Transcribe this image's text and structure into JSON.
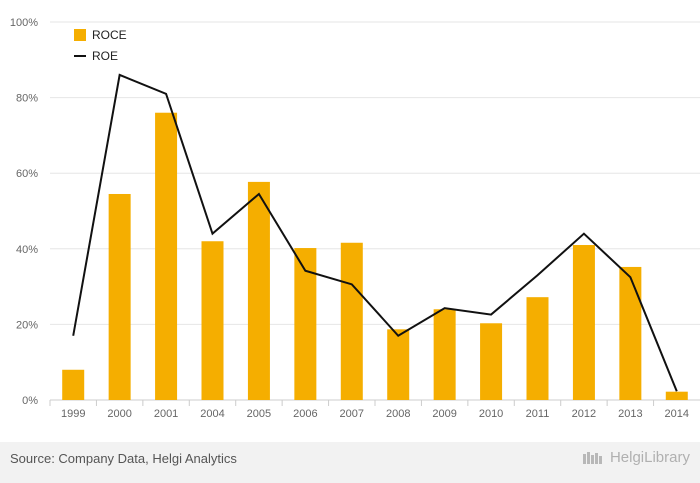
{
  "chart_data": {
    "type": "bar",
    "categories": [
      "1999",
      "2000",
      "2001",
      "2004",
      "2005",
      "2006",
      "2007",
      "2008",
      "2009",
      "2010",
      "2011",
      "2012",
      "2013",
      "2014"
    ],
    "series": [
      {
        "name": "ROCE",
        "type": "bar",
        "values": [
          8,
          54.5,
          76,
          42,
          57.7,
          40.2,
          41.6,
          18.7,
          24,
          20.3,
          27.2,
          41,
          35.2,
          2.2
        ]
      },
      {
        "name": "ROE",
        "type": "line",
        "values": [
          17,
          86,
          81,
          44,
          54.5,
          34.2,
          30.6,
          17,
          24.3,
          22.6,
          33,
          44,
          32.5,
          2.3
        ]
      }
    ],
    "yticks": [
      "0%",
      "20%",
      "40%",
      "60%",
      "80%",
      "100%"
    ],
    "ylim": [
      0,
      100
    ],
    "grid": true,
    "legend_position": "top-left",
    "colors": {
      "ROCE": "#f5ae00",
      "ROE": "#111111"
    }
  },
  "footer": {
    "source": "Source: Company Data, Helgi Analytics",
    "brand": "HelgiLibrary"
  }
}
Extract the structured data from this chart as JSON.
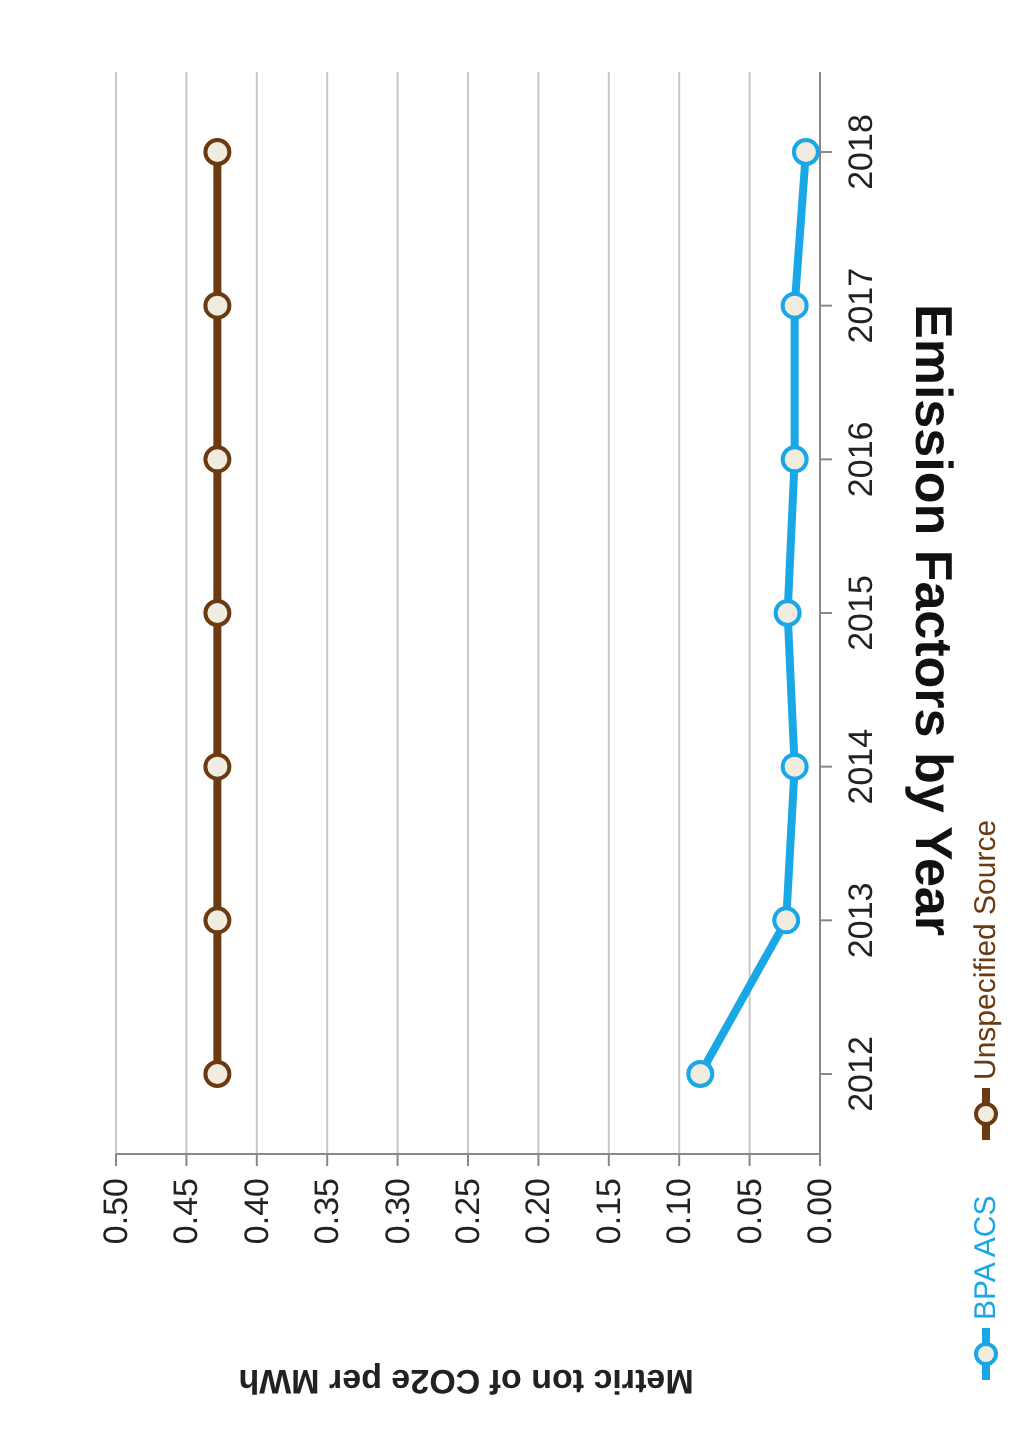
{
  "chart_data": {
    "type": "line",
    "orientation": "horizontal",
    "title": "Emission Factors by Year",
    "xlabel": "Metric ton of CO2e per MWh",
    "categories": [
      "2018",
      "2017",
      "2016",
      "2015",
      "2014",
      "2013",
      "2012"
    ],
    "series": [
      {
        "name": "BPA ACS",
        "color": "#1aa7e6",
        "values": [
          0.01,
          0.018,
          0.018,
          0.023,
          0.018,
          0.024,
          0.085
        ]
      },
      {
        "name": "Unspecified Source",
        "color": "#6b3a10",
        "values": [
          0.428,
          0.428,
          0.428,
          0.428,
          0.428,
          0.428,
          0.428
        ]
      }
    ],
    "xlim": [
      0.5,
      0
    ],
    "xticks": [
      {
        "value": 0.5,
        "label": "0.50"
      },
      {
        "value": 0.45,
        "label": "0.45"
      },
      {
        "value": 0.4,
        "label": "0.40"
      },
      {
        "value": 0.35,
        "label": "0.35"
      },
      {
        "value": 0.3,
        "label": "0.30"
      },
      {
        "value": 0.25,
        "label": "0.25"
      },
      {
        "value": 0.2,
        "label": "0.20"
      },
      {
        "value": 0.15,
        "label": "0.15"
      },
      {
        "value": 0.1,
        "label": "0.10"
      },
      {
        "value": 0.05,
        "label": "0.05"
      },
      {
        "value": 0,
        "label": "0.00"
      }
    ],
    "grid": "x",
    "legend": "right",
    "marker": "circle"
  }
}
--------------------------------
Compute the number of lines above that contain the string "JSON". Reply with that value only.

2